> _Records for processing_
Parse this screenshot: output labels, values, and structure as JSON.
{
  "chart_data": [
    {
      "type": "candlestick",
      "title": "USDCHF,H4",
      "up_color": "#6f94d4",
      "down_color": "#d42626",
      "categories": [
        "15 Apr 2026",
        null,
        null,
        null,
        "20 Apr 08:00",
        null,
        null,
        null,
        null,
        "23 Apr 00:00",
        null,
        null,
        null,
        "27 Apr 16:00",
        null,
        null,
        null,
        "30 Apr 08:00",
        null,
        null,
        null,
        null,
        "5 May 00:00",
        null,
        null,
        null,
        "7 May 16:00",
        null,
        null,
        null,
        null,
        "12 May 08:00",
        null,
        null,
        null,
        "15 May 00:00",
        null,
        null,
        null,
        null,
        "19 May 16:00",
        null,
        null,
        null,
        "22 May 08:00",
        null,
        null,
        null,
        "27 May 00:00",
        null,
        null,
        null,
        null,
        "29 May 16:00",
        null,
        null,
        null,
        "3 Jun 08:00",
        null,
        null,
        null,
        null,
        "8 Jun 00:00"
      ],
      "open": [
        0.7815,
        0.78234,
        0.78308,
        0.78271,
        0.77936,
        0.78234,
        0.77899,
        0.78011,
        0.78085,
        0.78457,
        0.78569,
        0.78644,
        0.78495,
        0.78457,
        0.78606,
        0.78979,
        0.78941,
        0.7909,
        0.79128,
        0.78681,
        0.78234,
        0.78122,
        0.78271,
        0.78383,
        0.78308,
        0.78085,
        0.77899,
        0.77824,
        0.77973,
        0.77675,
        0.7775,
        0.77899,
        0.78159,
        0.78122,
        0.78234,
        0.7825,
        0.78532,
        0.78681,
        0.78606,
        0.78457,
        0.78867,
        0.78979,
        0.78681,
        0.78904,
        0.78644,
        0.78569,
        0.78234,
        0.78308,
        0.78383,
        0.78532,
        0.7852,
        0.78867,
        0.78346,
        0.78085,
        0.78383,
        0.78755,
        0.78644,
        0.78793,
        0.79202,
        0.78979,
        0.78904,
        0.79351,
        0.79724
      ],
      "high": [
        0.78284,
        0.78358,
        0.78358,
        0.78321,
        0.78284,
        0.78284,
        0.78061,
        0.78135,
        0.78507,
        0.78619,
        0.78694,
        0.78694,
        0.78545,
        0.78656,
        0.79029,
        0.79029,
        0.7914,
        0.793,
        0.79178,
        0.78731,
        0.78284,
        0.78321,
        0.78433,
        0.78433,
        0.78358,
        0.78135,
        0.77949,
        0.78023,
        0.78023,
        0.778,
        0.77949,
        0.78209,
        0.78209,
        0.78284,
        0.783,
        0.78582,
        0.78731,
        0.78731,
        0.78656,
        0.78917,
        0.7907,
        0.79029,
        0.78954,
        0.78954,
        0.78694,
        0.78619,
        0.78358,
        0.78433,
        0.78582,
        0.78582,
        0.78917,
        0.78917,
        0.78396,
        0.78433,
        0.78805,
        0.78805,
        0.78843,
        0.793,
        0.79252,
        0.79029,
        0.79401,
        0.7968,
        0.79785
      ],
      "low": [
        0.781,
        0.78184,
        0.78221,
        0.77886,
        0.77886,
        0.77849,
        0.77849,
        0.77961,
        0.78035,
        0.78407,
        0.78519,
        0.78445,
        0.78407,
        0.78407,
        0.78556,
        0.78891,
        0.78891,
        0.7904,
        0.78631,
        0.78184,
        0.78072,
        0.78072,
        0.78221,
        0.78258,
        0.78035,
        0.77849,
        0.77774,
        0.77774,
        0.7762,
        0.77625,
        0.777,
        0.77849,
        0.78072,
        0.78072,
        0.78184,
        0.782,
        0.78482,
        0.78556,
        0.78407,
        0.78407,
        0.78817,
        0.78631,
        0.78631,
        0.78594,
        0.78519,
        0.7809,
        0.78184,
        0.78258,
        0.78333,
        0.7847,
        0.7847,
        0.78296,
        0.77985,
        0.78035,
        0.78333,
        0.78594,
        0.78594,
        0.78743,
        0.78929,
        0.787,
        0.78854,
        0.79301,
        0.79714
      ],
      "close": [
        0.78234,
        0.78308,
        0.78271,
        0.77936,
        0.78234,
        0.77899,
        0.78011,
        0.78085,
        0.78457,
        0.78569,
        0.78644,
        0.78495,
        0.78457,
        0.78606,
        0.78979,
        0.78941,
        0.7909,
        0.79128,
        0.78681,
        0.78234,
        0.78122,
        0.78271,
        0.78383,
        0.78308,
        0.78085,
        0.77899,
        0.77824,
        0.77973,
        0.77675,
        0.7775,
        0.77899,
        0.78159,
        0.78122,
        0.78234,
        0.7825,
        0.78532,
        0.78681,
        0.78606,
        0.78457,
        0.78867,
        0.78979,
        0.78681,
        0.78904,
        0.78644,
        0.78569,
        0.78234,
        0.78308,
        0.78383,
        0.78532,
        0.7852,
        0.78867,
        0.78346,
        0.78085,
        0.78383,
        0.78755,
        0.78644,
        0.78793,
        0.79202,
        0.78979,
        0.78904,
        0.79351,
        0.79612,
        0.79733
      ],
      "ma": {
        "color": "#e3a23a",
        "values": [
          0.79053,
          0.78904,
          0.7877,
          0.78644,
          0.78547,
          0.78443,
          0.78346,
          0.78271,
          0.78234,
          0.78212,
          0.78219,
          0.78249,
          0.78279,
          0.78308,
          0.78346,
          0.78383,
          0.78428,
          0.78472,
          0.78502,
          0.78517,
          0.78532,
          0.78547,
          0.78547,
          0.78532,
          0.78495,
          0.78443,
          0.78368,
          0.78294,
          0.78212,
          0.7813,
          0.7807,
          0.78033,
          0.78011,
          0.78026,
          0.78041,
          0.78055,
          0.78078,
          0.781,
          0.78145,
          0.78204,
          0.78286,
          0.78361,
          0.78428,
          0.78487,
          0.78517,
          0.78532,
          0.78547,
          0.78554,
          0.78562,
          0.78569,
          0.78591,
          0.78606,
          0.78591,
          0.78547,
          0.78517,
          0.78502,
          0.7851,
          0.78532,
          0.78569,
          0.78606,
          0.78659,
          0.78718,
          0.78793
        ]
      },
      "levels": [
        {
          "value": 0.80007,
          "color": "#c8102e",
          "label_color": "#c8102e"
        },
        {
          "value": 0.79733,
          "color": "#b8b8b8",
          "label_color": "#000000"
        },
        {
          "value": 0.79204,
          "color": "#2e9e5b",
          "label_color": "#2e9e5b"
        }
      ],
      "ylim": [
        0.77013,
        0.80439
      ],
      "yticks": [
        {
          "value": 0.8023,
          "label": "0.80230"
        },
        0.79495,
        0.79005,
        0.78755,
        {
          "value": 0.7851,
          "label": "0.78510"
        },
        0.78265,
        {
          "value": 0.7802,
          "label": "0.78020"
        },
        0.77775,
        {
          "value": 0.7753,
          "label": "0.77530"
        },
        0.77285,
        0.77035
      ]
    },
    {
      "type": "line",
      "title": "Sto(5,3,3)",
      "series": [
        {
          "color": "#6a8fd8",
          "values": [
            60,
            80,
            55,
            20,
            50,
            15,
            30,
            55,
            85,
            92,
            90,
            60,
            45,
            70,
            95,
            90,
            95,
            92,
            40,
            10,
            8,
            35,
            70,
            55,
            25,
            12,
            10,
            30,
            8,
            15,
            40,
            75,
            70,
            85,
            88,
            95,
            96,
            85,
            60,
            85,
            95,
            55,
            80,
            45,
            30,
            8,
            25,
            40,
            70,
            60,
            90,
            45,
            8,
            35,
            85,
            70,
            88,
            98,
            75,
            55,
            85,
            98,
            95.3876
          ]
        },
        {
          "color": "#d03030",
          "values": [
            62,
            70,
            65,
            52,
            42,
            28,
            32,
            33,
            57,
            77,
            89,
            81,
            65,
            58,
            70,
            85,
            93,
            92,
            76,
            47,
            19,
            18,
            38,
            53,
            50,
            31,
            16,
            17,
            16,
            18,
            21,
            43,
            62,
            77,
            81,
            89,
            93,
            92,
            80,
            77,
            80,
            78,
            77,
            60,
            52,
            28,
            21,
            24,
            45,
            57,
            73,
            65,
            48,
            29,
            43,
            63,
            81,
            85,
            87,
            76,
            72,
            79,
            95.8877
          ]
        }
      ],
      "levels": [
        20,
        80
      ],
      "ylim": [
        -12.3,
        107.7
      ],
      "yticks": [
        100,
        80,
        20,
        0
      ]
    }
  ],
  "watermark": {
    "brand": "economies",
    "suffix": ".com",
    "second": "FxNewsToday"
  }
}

> _Directive_
Check each line of the records for the word "values" and extract those that contain it.

> _Output for this exercise_
Parse this screenshot: output labels, values, and structure as JSON.
        "values": [
          "values": [
          "values": [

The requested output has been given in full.